→ READING TEXT
+--

James William Crawford Cumes (23 August 1922 – 21 November 2013) was an Australian author and economist and a former public servant and diplomat.

Life and career
Cumes was born in Rosewood, Queensland in August 1922. He was educated at Wooloowin State School and Brisbane Grammar School, before matriculating to the University of Queensland.

During World War II, Cumes was in the Australian Army, and fought on the Kokoda Track.

Over the course of his diplomatic career, Cumes was High Commissioner to Nigeria (1965–1967), Ambassador to Belgium (1975–1977), Ambassador to Austria and Hungary (1977–1980), and Ambassador to the Netherlands (1980–1984).

In his 1988 book A Bunch of Amateurs, Cumes critiqued the performance of Australia's foreign ministers, offering an unfavourable assessment of then Minister for Foreign Affairs and Trade Bill Hayden.

+--

→ WRITTEN EXERCISE 1
Answer these questions from the biography of James Cumes:
(a) In which town was Cumes born?
(b) Where did Cumes fight during World War II?
(c) Which diplomatic post did Cumes hold from 1977 to 1980?
→ WRITTEN EXERCISE 2
Write a continuation of the biography of James Cumes, beginning after its final sentence.

→ Annotated region listings
+--

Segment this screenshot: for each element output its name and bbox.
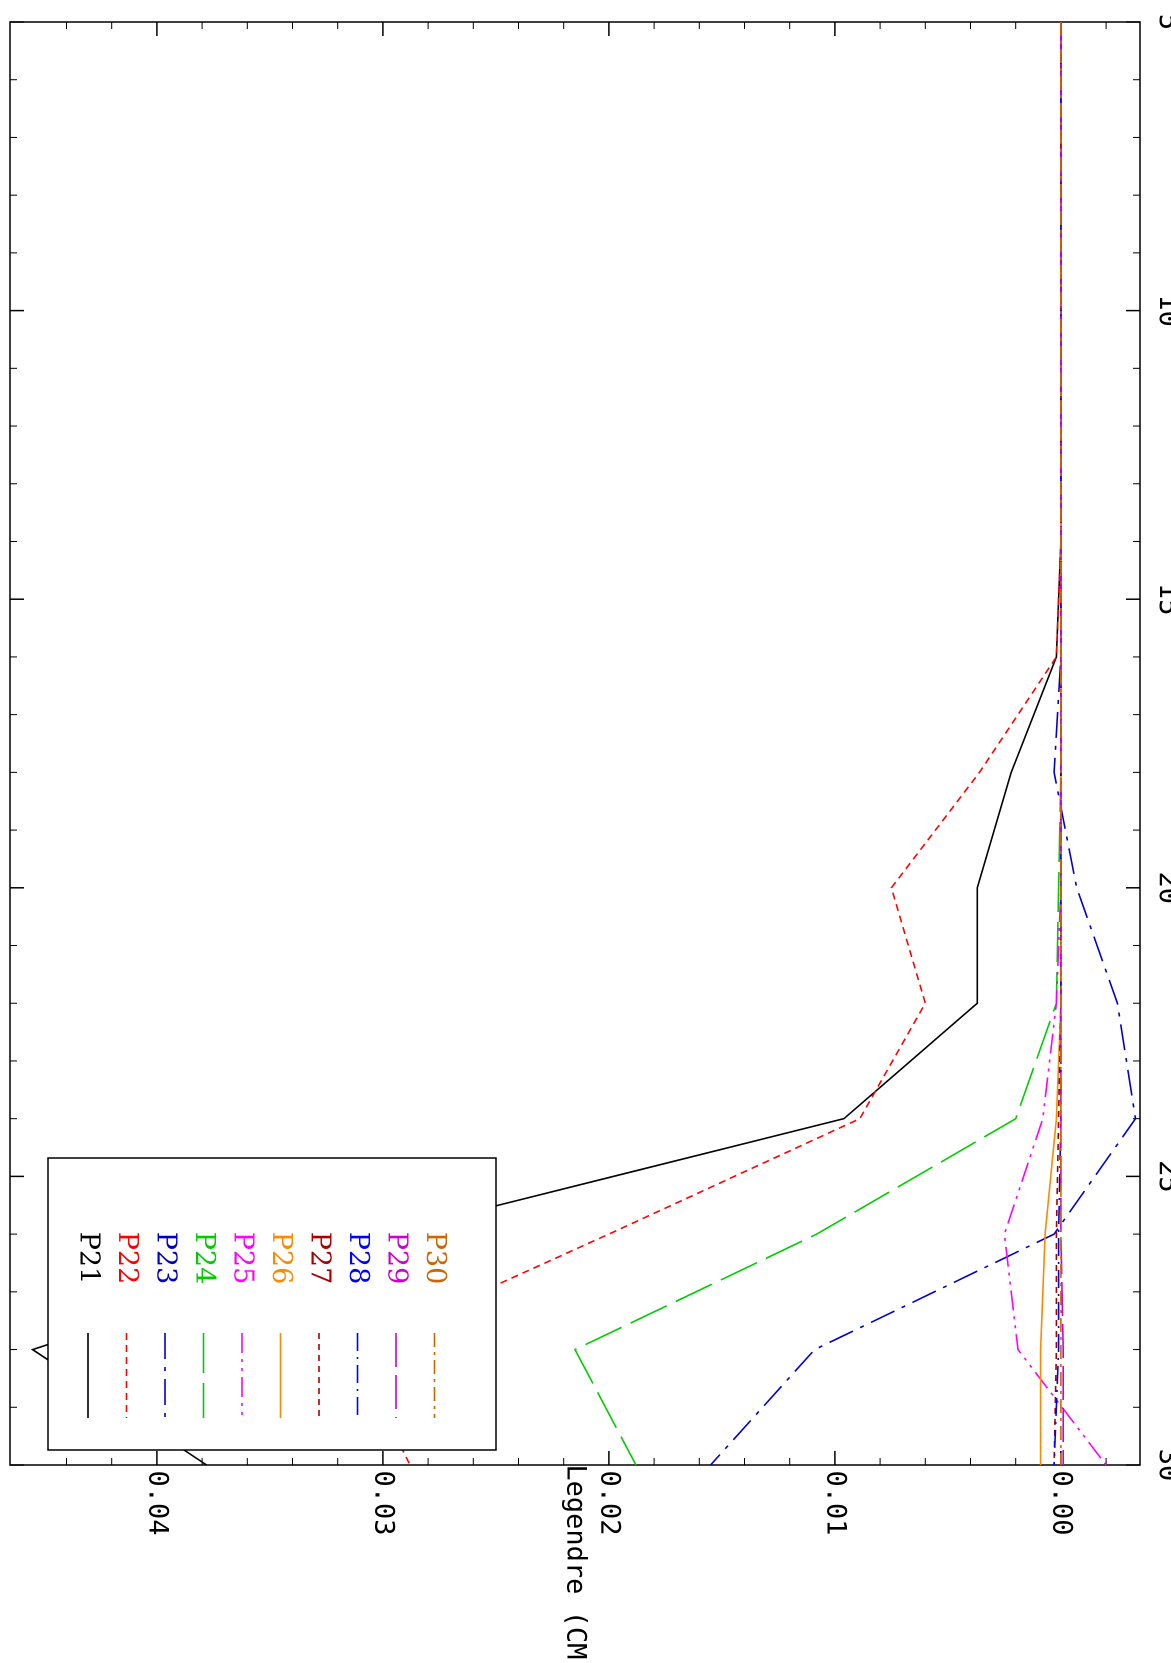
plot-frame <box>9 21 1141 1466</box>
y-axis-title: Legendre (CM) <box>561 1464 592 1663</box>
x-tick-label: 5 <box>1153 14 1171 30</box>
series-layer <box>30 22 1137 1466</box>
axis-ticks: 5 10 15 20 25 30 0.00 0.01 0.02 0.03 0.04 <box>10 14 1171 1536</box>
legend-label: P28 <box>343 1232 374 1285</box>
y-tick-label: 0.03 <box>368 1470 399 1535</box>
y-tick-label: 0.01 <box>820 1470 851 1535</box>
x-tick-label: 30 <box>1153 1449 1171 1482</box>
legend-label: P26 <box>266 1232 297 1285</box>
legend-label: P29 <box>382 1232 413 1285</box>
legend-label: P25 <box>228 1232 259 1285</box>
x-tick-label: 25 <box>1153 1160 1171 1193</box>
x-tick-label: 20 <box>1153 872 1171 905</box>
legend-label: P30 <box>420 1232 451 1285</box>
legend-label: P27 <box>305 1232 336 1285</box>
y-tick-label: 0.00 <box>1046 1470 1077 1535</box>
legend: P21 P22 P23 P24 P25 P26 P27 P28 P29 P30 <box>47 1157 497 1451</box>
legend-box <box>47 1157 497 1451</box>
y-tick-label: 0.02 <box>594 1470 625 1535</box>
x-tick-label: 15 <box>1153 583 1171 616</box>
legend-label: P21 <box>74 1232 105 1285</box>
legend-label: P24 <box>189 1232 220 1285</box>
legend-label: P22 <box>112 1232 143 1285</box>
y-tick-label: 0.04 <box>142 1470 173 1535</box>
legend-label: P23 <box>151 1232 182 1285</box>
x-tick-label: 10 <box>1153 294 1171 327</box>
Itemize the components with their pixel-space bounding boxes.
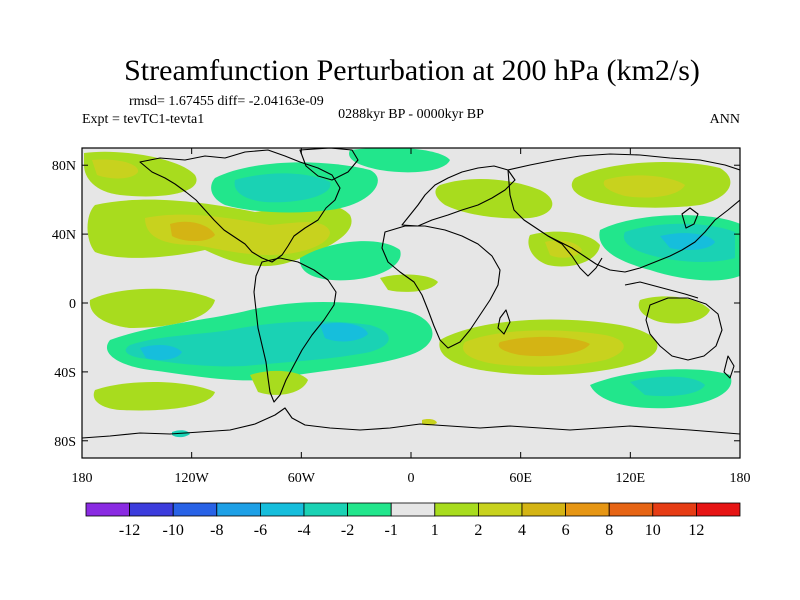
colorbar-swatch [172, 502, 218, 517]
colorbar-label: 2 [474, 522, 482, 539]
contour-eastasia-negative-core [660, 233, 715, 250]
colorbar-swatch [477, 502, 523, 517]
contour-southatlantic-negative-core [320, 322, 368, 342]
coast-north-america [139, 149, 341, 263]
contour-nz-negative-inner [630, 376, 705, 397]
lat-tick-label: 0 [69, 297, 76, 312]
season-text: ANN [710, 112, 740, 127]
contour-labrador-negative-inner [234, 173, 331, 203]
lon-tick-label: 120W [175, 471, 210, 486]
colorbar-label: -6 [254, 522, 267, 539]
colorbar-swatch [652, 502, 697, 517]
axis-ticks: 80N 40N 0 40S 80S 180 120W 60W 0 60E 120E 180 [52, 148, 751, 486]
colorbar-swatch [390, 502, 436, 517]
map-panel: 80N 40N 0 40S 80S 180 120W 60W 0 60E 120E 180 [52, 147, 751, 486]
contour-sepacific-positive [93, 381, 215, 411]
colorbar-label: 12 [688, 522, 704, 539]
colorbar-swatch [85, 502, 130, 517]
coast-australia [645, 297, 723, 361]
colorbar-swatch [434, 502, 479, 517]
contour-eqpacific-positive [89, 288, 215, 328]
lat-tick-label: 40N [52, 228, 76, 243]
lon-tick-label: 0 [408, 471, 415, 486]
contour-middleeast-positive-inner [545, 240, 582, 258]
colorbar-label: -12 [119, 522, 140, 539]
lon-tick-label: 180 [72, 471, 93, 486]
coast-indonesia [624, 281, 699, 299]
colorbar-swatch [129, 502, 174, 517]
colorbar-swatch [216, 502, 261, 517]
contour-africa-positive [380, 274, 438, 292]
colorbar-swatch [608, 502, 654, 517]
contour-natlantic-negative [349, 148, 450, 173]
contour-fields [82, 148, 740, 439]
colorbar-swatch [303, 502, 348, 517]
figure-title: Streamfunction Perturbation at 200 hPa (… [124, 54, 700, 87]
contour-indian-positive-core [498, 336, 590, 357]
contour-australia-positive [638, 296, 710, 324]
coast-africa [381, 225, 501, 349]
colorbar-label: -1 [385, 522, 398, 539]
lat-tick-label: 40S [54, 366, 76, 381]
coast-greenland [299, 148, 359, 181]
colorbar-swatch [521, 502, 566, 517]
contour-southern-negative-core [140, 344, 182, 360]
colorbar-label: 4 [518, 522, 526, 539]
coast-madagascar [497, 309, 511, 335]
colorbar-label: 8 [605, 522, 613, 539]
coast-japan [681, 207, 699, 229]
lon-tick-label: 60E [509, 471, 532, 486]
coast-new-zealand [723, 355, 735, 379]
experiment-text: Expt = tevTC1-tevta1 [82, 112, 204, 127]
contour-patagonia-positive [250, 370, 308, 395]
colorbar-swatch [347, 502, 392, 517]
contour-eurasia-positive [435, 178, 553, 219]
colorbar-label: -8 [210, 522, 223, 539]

+--

→ RESULT 1
(a) Rosewood, Queensland
(b) On the Kokoda Track
(c) Ambassador to Austria and Hungary

→ RESULT 2
In a review of Cumes' 1990 book How to Become a Millionaire Without Really Working that appeared in The Canberra Times, Peter Bowler praised Cumes for his sunny, cheerful, sensible and interesting take on money-making.

Cumes's wife was Austrian. He moved between houses in Australia, Austria, Monaco and the South of France. He died in Vienna, Austria in November 2013 at the age of 91.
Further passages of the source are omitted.